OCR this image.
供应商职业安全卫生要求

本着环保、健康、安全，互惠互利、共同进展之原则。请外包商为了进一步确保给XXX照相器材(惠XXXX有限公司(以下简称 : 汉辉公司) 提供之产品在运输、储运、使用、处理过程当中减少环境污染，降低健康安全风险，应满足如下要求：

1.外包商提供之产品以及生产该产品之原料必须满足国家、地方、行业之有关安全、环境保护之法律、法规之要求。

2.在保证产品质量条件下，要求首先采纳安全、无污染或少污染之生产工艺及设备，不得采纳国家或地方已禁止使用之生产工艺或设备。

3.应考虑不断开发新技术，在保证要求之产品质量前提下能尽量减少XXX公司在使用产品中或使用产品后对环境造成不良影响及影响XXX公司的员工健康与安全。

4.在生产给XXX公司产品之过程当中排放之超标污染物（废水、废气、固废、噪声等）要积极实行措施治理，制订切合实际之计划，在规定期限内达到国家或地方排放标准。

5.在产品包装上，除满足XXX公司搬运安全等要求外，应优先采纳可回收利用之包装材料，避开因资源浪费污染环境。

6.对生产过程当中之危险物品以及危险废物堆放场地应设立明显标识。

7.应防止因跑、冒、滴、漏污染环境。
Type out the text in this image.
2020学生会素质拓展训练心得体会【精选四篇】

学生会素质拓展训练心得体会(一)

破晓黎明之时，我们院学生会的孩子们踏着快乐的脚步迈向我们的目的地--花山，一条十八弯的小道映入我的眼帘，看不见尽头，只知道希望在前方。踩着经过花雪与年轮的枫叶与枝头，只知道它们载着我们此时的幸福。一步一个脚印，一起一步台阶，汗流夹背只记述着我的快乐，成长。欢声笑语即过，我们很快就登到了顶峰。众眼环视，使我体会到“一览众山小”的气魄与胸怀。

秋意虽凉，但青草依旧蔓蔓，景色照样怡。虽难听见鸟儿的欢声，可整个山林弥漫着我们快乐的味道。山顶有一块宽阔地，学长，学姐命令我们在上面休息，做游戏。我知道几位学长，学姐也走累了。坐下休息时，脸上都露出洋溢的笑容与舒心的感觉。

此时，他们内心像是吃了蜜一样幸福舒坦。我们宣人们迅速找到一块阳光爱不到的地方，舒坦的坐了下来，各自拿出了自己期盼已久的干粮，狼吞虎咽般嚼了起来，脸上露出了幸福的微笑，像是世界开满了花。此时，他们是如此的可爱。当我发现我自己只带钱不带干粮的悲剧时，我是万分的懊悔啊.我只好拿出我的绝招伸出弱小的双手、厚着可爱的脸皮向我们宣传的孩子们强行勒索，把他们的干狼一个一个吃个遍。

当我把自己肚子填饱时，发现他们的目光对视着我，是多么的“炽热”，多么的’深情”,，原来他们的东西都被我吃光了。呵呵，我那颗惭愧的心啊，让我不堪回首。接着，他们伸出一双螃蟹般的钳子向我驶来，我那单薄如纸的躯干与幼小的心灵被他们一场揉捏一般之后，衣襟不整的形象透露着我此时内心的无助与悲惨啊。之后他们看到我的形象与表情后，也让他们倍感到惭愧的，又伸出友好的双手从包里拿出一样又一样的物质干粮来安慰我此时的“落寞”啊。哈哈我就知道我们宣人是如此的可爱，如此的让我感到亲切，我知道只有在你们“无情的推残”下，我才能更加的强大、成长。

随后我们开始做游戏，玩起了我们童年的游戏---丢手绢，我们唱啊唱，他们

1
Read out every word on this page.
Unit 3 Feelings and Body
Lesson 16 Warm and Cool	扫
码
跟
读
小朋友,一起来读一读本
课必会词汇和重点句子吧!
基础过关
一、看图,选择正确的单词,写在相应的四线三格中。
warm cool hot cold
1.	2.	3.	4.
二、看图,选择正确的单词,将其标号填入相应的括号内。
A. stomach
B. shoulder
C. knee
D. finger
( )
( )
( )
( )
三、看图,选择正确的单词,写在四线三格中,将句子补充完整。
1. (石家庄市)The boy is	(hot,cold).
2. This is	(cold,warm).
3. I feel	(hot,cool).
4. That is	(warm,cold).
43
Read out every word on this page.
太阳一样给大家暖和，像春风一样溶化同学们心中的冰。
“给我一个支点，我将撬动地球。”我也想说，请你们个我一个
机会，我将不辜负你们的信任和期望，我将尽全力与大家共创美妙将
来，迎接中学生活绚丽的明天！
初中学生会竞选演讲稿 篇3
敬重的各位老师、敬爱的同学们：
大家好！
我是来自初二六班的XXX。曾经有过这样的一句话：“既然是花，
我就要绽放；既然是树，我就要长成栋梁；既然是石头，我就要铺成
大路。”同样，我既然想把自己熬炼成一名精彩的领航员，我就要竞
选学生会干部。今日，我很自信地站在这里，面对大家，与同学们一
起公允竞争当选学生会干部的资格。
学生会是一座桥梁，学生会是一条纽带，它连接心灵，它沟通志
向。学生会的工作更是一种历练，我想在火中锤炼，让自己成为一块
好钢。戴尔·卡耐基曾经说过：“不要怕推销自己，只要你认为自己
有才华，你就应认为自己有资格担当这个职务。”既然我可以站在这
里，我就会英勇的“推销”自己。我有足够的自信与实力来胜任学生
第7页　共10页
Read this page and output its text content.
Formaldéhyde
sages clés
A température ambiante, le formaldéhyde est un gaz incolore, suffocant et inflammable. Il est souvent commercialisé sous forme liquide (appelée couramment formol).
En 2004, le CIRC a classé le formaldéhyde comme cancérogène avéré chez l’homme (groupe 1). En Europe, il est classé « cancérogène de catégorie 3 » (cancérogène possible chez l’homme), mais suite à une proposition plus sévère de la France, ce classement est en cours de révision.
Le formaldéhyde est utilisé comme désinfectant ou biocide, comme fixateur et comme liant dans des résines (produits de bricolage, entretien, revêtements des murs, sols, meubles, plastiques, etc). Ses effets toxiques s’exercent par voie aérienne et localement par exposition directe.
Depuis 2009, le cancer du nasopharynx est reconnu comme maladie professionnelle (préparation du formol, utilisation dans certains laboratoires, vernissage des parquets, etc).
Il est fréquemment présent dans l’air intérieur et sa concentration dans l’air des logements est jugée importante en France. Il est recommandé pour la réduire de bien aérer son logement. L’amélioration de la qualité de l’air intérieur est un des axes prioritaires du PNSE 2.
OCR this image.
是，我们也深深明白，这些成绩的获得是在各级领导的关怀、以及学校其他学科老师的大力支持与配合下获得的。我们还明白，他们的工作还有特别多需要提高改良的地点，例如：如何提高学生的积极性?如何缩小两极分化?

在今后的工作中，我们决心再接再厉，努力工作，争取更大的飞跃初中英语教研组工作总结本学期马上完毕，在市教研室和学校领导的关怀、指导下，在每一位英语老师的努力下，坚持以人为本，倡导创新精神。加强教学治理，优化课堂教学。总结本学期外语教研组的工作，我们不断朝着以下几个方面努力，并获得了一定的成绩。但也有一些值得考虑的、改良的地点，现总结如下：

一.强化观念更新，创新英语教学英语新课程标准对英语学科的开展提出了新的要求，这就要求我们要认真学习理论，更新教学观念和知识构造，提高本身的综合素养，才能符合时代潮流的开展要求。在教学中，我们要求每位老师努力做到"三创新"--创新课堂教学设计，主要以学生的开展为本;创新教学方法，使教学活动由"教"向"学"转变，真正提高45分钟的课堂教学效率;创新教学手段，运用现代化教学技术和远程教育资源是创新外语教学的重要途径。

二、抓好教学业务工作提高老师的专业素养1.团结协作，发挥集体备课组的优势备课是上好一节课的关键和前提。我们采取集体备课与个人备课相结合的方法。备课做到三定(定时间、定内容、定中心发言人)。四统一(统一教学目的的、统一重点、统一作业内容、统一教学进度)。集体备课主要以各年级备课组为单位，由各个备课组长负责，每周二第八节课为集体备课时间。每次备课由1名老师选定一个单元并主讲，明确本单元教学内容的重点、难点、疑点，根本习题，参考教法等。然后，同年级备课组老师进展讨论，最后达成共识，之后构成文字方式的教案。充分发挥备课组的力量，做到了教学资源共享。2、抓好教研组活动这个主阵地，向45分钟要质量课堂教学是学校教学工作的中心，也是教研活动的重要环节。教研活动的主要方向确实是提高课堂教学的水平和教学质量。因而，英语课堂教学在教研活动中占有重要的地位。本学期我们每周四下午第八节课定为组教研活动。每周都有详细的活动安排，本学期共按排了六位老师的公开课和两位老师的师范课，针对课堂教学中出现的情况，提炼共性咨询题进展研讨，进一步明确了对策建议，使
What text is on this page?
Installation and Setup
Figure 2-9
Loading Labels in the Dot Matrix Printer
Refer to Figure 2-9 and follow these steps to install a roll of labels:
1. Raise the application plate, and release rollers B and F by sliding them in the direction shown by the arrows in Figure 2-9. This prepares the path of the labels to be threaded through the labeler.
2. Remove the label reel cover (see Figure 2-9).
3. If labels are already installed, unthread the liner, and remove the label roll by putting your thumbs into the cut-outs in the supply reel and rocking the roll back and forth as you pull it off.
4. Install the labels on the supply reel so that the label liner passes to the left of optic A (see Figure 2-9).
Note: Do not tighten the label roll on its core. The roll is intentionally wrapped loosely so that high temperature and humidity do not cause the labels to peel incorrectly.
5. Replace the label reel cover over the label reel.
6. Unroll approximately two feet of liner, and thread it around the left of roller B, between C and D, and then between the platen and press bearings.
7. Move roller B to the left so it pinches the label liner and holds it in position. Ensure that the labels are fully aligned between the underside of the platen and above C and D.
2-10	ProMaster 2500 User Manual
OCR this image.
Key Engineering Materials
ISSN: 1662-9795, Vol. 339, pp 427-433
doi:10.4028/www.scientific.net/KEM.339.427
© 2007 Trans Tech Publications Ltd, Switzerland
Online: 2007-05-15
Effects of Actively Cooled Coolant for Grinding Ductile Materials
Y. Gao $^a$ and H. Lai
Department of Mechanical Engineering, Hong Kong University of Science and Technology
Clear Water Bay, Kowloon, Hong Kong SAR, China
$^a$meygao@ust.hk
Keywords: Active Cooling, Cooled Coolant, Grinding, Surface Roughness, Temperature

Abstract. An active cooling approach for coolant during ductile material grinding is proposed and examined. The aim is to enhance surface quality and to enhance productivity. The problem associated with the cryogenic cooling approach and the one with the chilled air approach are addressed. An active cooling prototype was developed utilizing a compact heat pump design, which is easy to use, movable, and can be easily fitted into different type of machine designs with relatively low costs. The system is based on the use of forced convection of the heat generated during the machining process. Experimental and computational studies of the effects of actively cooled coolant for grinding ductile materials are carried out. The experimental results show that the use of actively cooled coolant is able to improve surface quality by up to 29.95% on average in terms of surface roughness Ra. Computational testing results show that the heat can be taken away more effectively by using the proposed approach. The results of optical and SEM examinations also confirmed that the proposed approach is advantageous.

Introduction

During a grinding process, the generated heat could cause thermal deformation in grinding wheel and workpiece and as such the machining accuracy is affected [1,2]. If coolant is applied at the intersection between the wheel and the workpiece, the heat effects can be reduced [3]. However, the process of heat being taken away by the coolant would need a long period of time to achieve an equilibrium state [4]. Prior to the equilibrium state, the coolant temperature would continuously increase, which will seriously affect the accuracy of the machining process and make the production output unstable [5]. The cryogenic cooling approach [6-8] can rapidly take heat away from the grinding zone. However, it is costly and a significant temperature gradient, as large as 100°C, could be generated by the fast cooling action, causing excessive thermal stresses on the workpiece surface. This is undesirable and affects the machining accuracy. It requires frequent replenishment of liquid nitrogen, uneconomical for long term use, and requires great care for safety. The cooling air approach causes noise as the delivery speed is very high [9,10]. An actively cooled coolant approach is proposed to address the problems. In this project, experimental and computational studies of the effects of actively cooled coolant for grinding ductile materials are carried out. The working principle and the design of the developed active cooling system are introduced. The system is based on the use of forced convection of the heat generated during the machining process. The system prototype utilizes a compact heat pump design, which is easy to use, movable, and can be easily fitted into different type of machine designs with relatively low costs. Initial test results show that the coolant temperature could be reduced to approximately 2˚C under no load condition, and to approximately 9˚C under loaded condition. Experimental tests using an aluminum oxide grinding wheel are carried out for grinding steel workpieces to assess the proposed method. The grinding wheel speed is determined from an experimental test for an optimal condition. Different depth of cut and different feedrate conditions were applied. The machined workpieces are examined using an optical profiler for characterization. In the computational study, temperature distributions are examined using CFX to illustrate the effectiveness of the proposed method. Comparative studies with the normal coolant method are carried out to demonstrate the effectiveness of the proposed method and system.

**EXERCISE TASK**
Find every line in the records above that contains the word "reel", and copy each one.

**SOLUTION FOR THIS EXERCISE**
2. Remove the label reel cover (see Figure 2-9).
3. If labels are already installed, unthread the liner, and remove the label roll by putting your thumbs into the cut-outs in the supply reel and rocking the roll back and forth as you pull it off.
4. Install the labels on the supply reel so that the label liner passes to the left of optic A (see Figure 2-9).
5. Replace the label reel cover over the label reel.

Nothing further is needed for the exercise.